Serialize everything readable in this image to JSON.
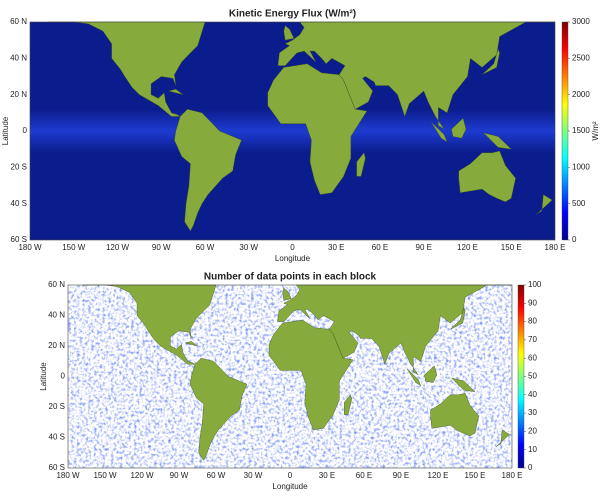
{
  "panels": [
    {
      "title": "Kinetic Energy Flux (W/m²)",
      "x_label": "Longitude",
      "y_label": "Latitude",
      "x_ticks": [
        "180 W",
        "150 W",
        "120 W",
        "90 W",
        "60 W",
        "30 W",
        "0",
        "30 E",
        "60 E",
        "90 E",
        "120 E",
        "150 E",
        "180 E"
      ],
      "y_ticks": [
        "60 N",
        "40 N",
        "20 N",
        "0",
        "20 S",
        "40 S",
        "60 S"
      ],
      "colorbar_label": "W/m²",
      "colorbar_ticks": [
        0,
        500,
        1000,
        1500,
        2000,
        2500,
        3000
      ]
    },
    {
      "title": "Number of data points in each block",
      "x_label": "Longitude",
      "y_label": "Latitude",
      "x_ticks": [
        "180 W",
        "150 W",
        "120 W",
        "90 W",
        "60 W",
        "30 W",
        "0",
        "30 E",
        "60 E",
        "90 E",
        "120 E",
        "150 E",
        "180 E"
      ],
      "y_ticks": [
        "60 N",
        "40 N",
        "20 N",
        "0",
        "20 S",
        "40 S",
        "60 S"
      ],
      "colorbar_ticks": [
        0,
        10,
        20,
        30,
        40,
        50,
        60,
        70,
        80,
        90,
        100
      ]
    }
  ]
}
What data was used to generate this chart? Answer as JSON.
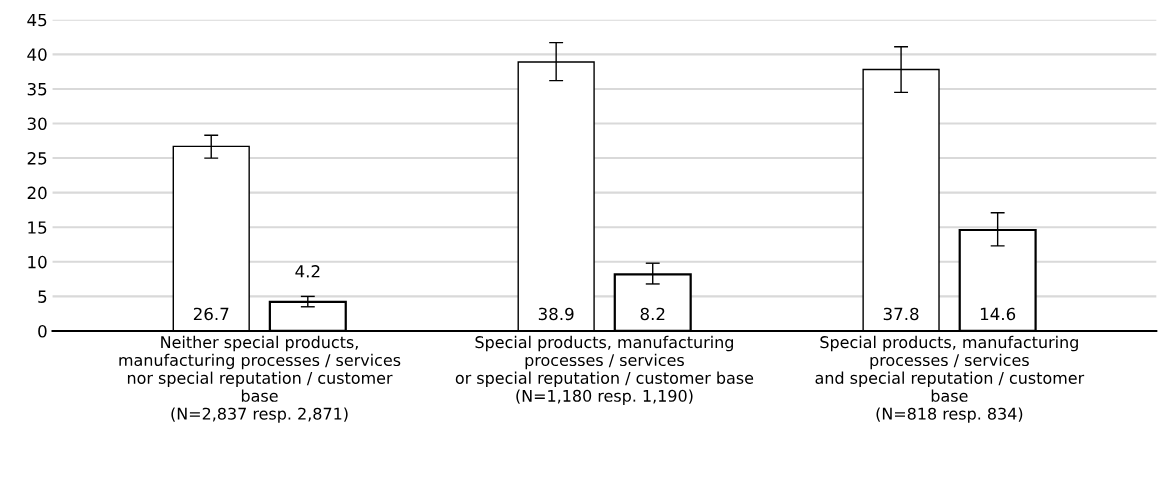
{
  "chart_data": {
    "type": "bar",
    "categories": [
      "Neither special products,\nmanufacturing processes / services\nnor special reputation / customer\nbase\n(N=2,837 resp. 2,871)",
      "Special products, manufacturing\nprocesses / services\nor special reputation / customer base\n(N=1,180 resp. 1,190)",
      "Special products, manufacturing\nprocesses / services\nand special reputation / customer\nbase\n(N=818 resp. 834)"
    ],
    "series": [
      {
        "color": "#ffffff",
        "values": [
          26.7,
          38.9,
          37.8
        ],
        "errors": [
          [
            25.0,
            28.3
          ],
          [
            36.2,
            41.7
          ],
          [
            34.5,
            41.1
          ]
        ]
      },
      {
        "color": "#ffffff",
        "values": [
          4.2,
          8.2,
          14.6
        ],
        "errors": [
          [
            3.5,
            5.0
          ],
          [
            6.8,
            9.8
          ],
          [
            12.3,
            17.1
          ]
        ]
      }
    ],
    "ylim": [
      0,
      45
    ],
    "yticks": [
      0,
      5,
      10,
      15,
      20,
      25,
      30,
      35,
      40,
      45
    ],
    "grid": "y",
    "data_labels": true
  }
}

━━━━━━

__TASK__
Show each line holding the word "JSON".

__RESULT OF THE TASK__
Serialize everything readable in this image to JSON.
What data was used to generate this chart? Answer as JSON.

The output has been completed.